▶ _Tasks to complete_:
1. In the forum thread about drilling through tiles into concrete, what does the original poster plan to use to fix the balustrade in place?
2. Using the forum thread about drilling through tiles into concrete, explain why the original poster hesitated to buy one of the tile drill bits.
3. Continue the forum thread about drilling through tiles into concrete, starting with a new post after the last reply.

═══ Selected passage ═══

# Forum Home Renovation General Odds & Sods  Drilling through tiles and in to concrete

## ubermensch

Hi All, 
We have a concrete porch at our front door that we just got re-tiled. I want to put the old balustrade back in place (due to 1 mtr + drop on the other side). I am planning to use ankascrews to fix in to porch and one end in to brick wall. Any tips for drilling through the tile first before I attack the concrete with a masonry bit? Also hoping I avoid the old dynabolt stumps that are in the concrete but any advice if I do hit them? I don't have a lot of play to move the balustrade around on the porch so once I start drilling I will be committed. 
Cheers.

----------


## Uncle Bob

The green (and probably the blue) shed has bits designed for drilling thru tiles. 
That said, last time I did it, I just used a plain old metal/wood bit and re-sharpened it afterwards.

----------


## ubermensch

Thanks UB. Yes, I have seen those. I just wasn't sure if the bit would get destroyed once I got through the tile and in to the concrete. Happy to fork out for one as long as it lasts longer than one hole.

----------


## woodbe

Yes, Bunnies has them, they look like this:   
Work well. 
woodbe.

═══ Material supplied ═══

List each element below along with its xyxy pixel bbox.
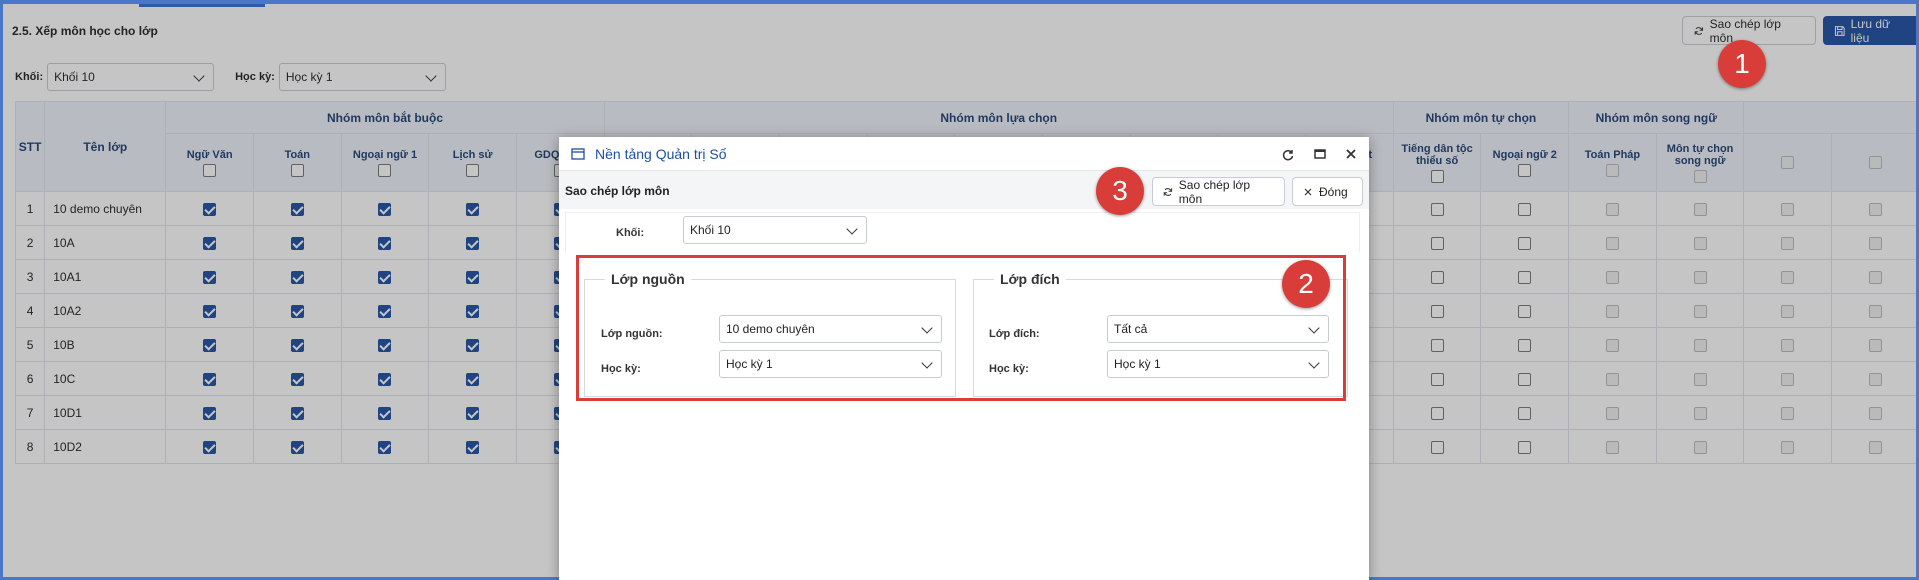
highlight-box bbox=[576, 255, 1346, 401]
callout-3: 3 bbox=[1096, 167, 1144, 215]
dialog-subtitle: Sao chép lớp môn bbox=[565, 184, 670, 198]
dialog-close-button[interactable]: Đóng bbox=[1292, 177, 1363, 206]
dialog-khoi-label: Khối: bbox=[616, 227, 645, 239]
dialog-khoi-value: Khối 10 bbox=[690, 223, 731, 237]
refresh-icon[interactable] bbox=[1280, 146, 1296, 162]
dialog-window-title: Nền tảng Quản trị Số bbox=[595, 145, 727, 162]
window-icon bbox=[571, 147, 585, 160]
close-icon bbox=[1304, 188, 1312, 195]
dialog-khoi-select[interactable]: Khối 10 bbox=[683, 216, 867, 244]
callout-2: 2 bbox=[1282, 260, 1330, 308]
close-icon[interactable] bbox=[1343, 146, 1359, 162]
dialog-close-label: Đóng bbox=[1319, 184, 1348, 199]
dialog-titlebar: Nền tảng Quản trị Số bbox=[559, 137, 1369, 171]
maximize-icon[interactable] bbox=[1312, 146, 1328, 162]
callout-1: 1 bbox=[1718, 40, 1766, 88]
refresh-icon bbox=[1163, 187, 1173, 196]
dialog-copy-label: Sao chép lớp môn bbox=[1178, 177, 1251, 206]
dialog-khoi-row: Khối: Khối 10 bbox=[565, 212, 1360, 252]
chevron-down-icon bbox=[846, 223, 858, 235]
dialog-copy-button[interactable]: Sao chép lớp môn bbox=[1152, 177, 1285, 206]
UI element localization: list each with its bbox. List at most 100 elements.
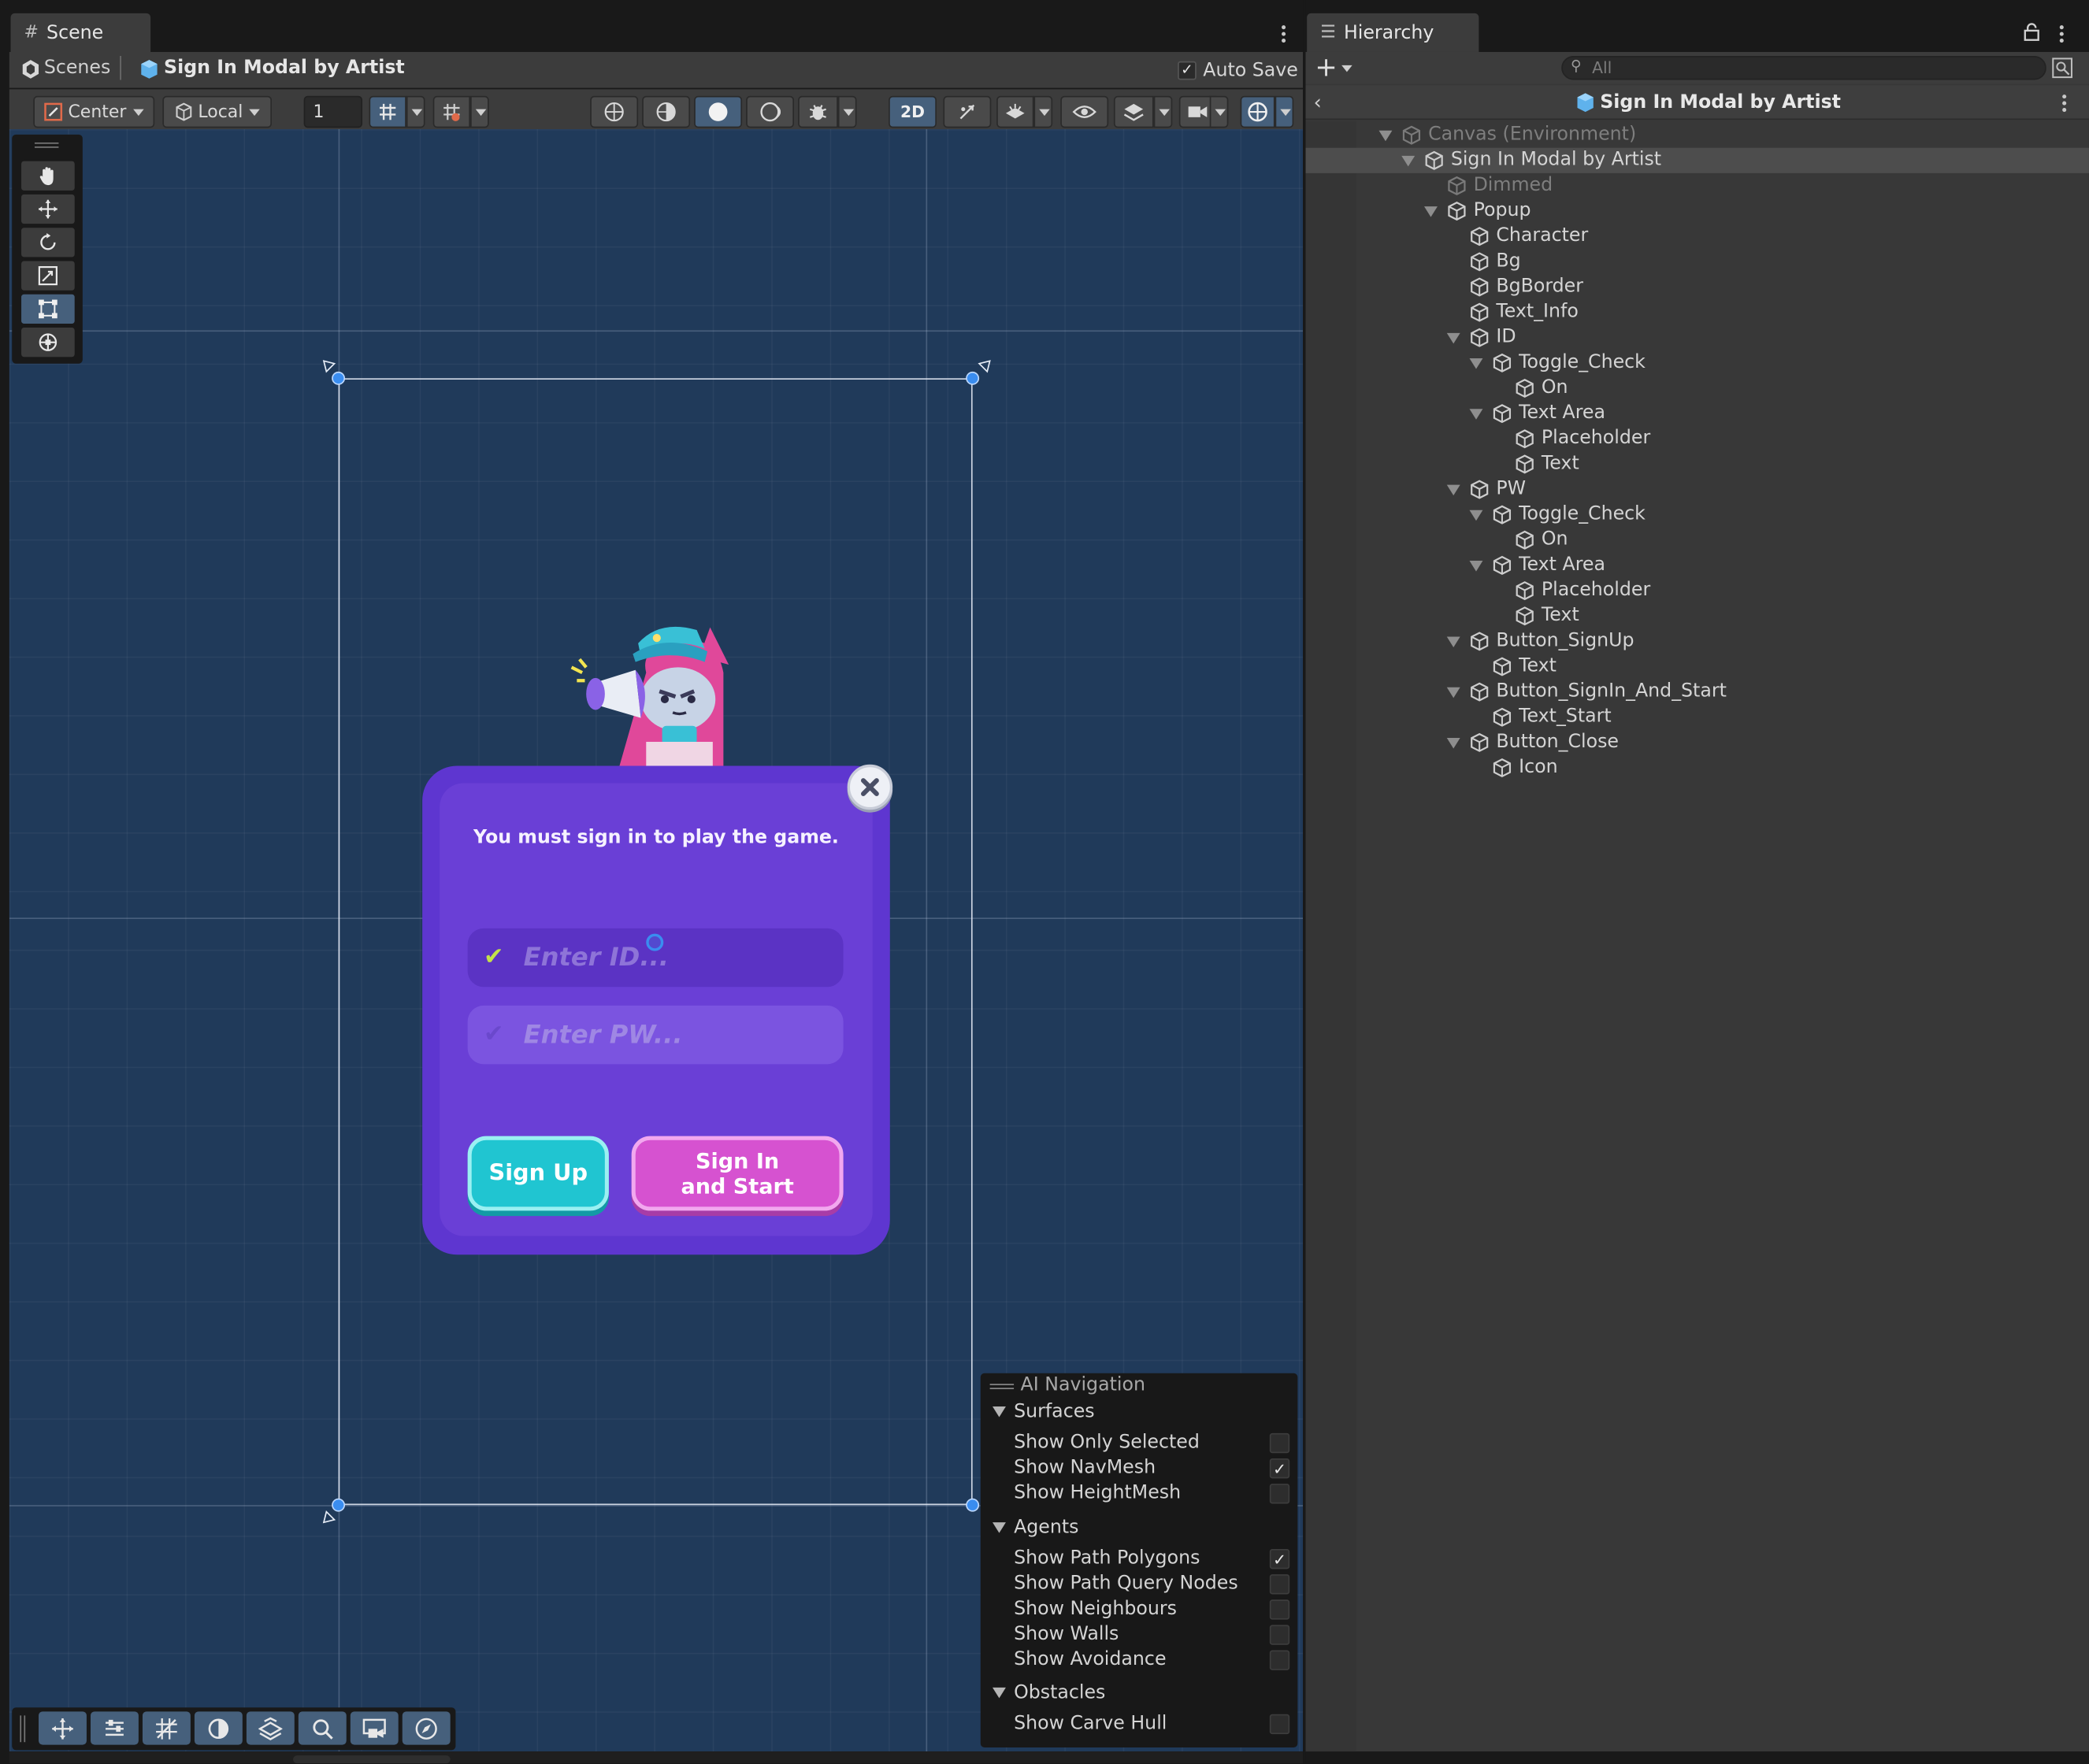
nav-option-checkbox[interactable] bbox=[1269, 1714, 1290, 1735]
bottom-tool-toolsettings[interactable] bbox=[91, 1711, 139, 1745]
hierarchy-row[interactable]: Popup bbox=[1305, 198, 2088, 224]
nav-option-checkbox[interactable] bbox=[1269, 1625, 1290, 1645]
hierarchy-row[interactable]: Canvas (Environment) bbox=[1305, 123, 2088, 148]
hierarchy-row[interactable]: On bbox=[1305, 376, 2088, 401]
sign-in-and-start-button[interactable]: Sign In and Start bbox=[631, 1136, 844, 1211]
grid-visibility-button[interactable] bbox=[369, 95, 406, 128]
bottom-tool-camera[interactable] bbox=[350, 1711, 399, 1745]
hierarchy-row[interactable]: On bbox=[1305, 528, 2088, 553]
sign-up-button[interactable]: Sign Up bbox=[467, 1136, 609, 1211]
debug-mode-button[interactable] bbox=[798, 95, 838, 128]
expand-arrow-icon[interactable] bbox=[1446, 737, 1460, 749]
grid-visibility-dropdown[interactable] bbox=[406, 95, 425, 128]
nav-option-checkbox[interactable] bbox=[1269, 1574, 1290, 1595]
layers-button[interactable] bbox=[1113, 95, 1154, 128]
section-collapse-icon[interactable] bbox=[993, 1406, 1006, 1418]
hierarchy-row[interactable]: Text bbox=[1305, 603, 2088, 628]
overlay-drag-handle[interactable] bbox=[989, 1384, 1015, 1385]
hierarchy-search-input[interactable]: ⚲ All bbox=[1561, 56, 2046, 80]
scene-resize-handle[interactable] bbox=[293, 1755, 451, 1764]
back-chevron-icon[interactable]: ‹ bbox=[1314, 91, 1322, 114]
breadcrumb-scenes[interactable]: Scenes bbox=[44, 57, 111, 79]
hierarchy-row[interactable]: Text_Info bbox=[1305, 300, 2088, 325]
expand-arrow-icon[interactable] bbox=[1469, 358, 1483, 369]
hierarchy-row[interactable]: Button_Close bbox=[1305, 730, 2088, 755]
hierarchy-row[interactable]: Text_Start bbox=[1305, 705, 2088, 730]
expand-arrow-icon[interactable] bbox=[1423, 206, 1438, 217]
hierarchy-row[interactable]: PW bbox=[1305, 476, 2088, 502]
expand-arrow-icon[interactable] bbox=[1469, 510, 1483, 521]
debug-mode-dropdown[interactable] bbox=[837, 95, 857, 128]
hierarchy-row[interactable]: Character bbox=[1305, 224, 2088, 249]
bottom-tool-search[interactable] bbox=[298, 1711, 347, 1745]
expand-arrow-icon[interactable] bbox=[1469, 409, 1483, 420]
id-check-icon[interactable]: ✔ bbox=[484, 943, 504, 971]
hierarchy-row[interactable]: BgBorder bbox=[1305, 274, 2088, 299]
hand-tool[interactable] bbox=[21, 161, 75, 191]
layers-dropdown[interactable] bbox=[1153, 95, 1173, 128]
hierarchy-row[interactable]: Text Area bbox=[1305, 553, 2088, 578]
tools-drag-handle[interactable] bbox=[34, 142, 59, 144]
bottom-tool-orientation[interactable] bbox=[402, 1711, 451, 1745]
bottom-tool-navmesh[interactable] bbox=[246, 1711, 295, 1745]
mode-2d-button[interactable]: 2D bbox=[889, 95, 937, 128]
camera-settings-dropdown[interactable] bbox=[1209, 95, 1229, 128]
scene-visibility-button[interactable] bbox=[1060, 95, 1109, 128]
increment-snap-dropdown[interactable] bbox=[470, 95, 489, 128]
move-tool[interactable] bbox=[21, 194, 75, 224]
hierarchy-row[interactable]: ID bbox=[1305, 325, 2088, 350]
nav-option-checkbox[interactable] bbox=[1269, 1484, 1290, 1504]
hierarchy-row[interactable]: Button_SignIn_And_Start bbox=[1305, 680, 2088, 705]
add-object-button[interactable]: + bbox=[1315, 54, 1357, 81]
nav-option-checkbox[interactable] bbox=[1269, 1432, 1290, 1454]
search-filter-icon[interactable] bbox=[2052, 57, 2073, 79]
scene-viewport[interactable]: You must sign in to play the game. ✔ Ent… bbox=[9, 129, 1304, 1752]
draw-mode-shaded-wireframe-button[interactable] bbox=[642, 95, 691, 128]
increment-snap-button[interactable] bbox=[432, 95, 471, 128]
expand-arrow-icon[interactable] bbox=[1378, 130, 1393, 142]
expand-arrow-icon[interactable] bbox=[1446, 484, 1460, 496]
pw-check-icon[interactable]: ✔ bbox=[484, 1021, 504, 1049]
hierarchy-row[interactable]: Dimmed bbox=[1305, 173, 2088, 198]
nav-option-checkbox[interactable]: ✓ bbox=[1269, 1548, 1290, 1569]
hierarchy-row[interactable]: Placeholder bbox=[1305, 426, 2088, 451]
nav-section-header[interactable]: Agents bbox=[1014, 1516, 1078, 1540]
effects-dropdown[interactable] bbox=[1033, 95, 1053, 128]
draw-mode-unlit-button[interactable] bbox=[746, 95, 795, 128]
pivot-circle-icon[interactable] bbox=[646, 933, 664, 951]
bottom-toolbar-handle[interactable] bbox=[20, 1715, 22, 1743]
nav-section-header[interactable]: Obstacles bbox=[1014, 1681, 1105, 1704]
bottom-tool-view[interactable] bbox=[194, 1711, 243, 1745]
draw-mode-shaded-button[interactable] bbox=[694, 95, 743, 128]
anchor-top-left-icon[interactable] bbox=[321, 358, 340, 377]
anchor-bottom-left-icon[interactable] bbox=[321, 1506, 340, 1525]
rect-tool[interactable] bbox=[21, 294, 75, 324]
nav-section-header[interactable]: Surfaces bbox=[1014, 1400, 1095, 1424]
hierarchy-row[interactable]: Toggle_Check bbox=[1305, 502, 2088, 528]
pivot-mode-dropdown[interactable]: Center bbox=[33, 95, 155, 128]
auto-save-checkbox[interactable]: ✓ bbox=[1178, 61, 1197, 80]
hierarchy-row[interactable]: Text Area bbox=[1305, 401, 2088, 426]
expand-arrow-icon[interactable] bbox=[1469, 561, 1483, 572]
nav-option-checkbox[interactable] bbox=[1269, 1599, 1290, 1620]
tab-hierarchy[interactable]: ☰ Hierarchy bbox=[1307, 13, 1479, 52]
grid-snap-input[interactable]: 1 bbox=[303, 95, 363, 128]
hierarchy-row[interactable]: Icon bbox=[1305, 755, 2088, 780]
nav-option-checkbox[interactable]: ✓ bbox=[1269, 1458, 1290, 1479]
draw-mode-wireframe-button[interactable] bbox=[590, 95, 639, 128]
rotate-tool[interactable] bbox=[21, 228, 75, 258]
close-button[interactable] bbox=[847, 764, 893, 810]
bottom-tool-move[interactable] bbox=[39, 1711, 87, 1745]
expand-arrow-icon[interactable] bbox=[1401, 155, 1416, 167]
section-collapse-icon[interactable] bbox=[993, 1522, 1006, 1533]
nav-option-checkbox[interactable] bbox=[1269, 1650, 1290, 1670]
prefab-header-menu-icon[interactable] bbox=[2061, 94, 2066, 113]
hierarchy-row[interactable]: Bg bbox=[1305, 249, 2088, 274]
transform-tool[interactable] bbox=[21, 328, 75, 358]
rect-handle-bottom-right[interactable] bbox=[966, 1498, 980, 1512]
lock-icon[interactable] bbox=[2024, 23, 2039, 42]
expand-arrow-icon[interactable] bbox=[1446, 687, 1460, 699]
gizmos-button[interactable] bbox=[1240, 95, 1275, 128]
expand-arrow-icon[interactable] bbox=[1446, 636, 1460, 647]
hierarchy-row[interactable]: Toggle_Check bbox=[1305, 350, 2088, 376]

═══

▶ _Task results_:
1. Ankascrews, fixed into the porch and, at one end, into the brick wall.

2. The poster wasn't sure whether the bit would be destroyed once it went through the tile and into the concrete. The poster was willing to pay for one as long as it lasted for more than one hole.

3.
----------


## johnc

I don't know about others but I generally drill through the tile first without hammer function and then once into the concrete changeover. Because the tungsten of the drill is wider than the shaft it usually runs smooth enough. As for the old anchors, get out a prayer mat, point to the east and slip in a few prayers, if you hit an old anchor it will be a pain in the neck. Should have been pulled out before tiling but as you haven't just hope you get a good run. I'm assuming you don't have porcelain tiles, if you do you will need a diamond tip rather than tungsten.

----------


## phild01

> Yes, Bunnies has them, they look like this:   
> Work well. 
> woodbe.

  Aldi had these as a set cheap.  Did see them earlier this week but were on sale in a previous week.  They work well in ceramic.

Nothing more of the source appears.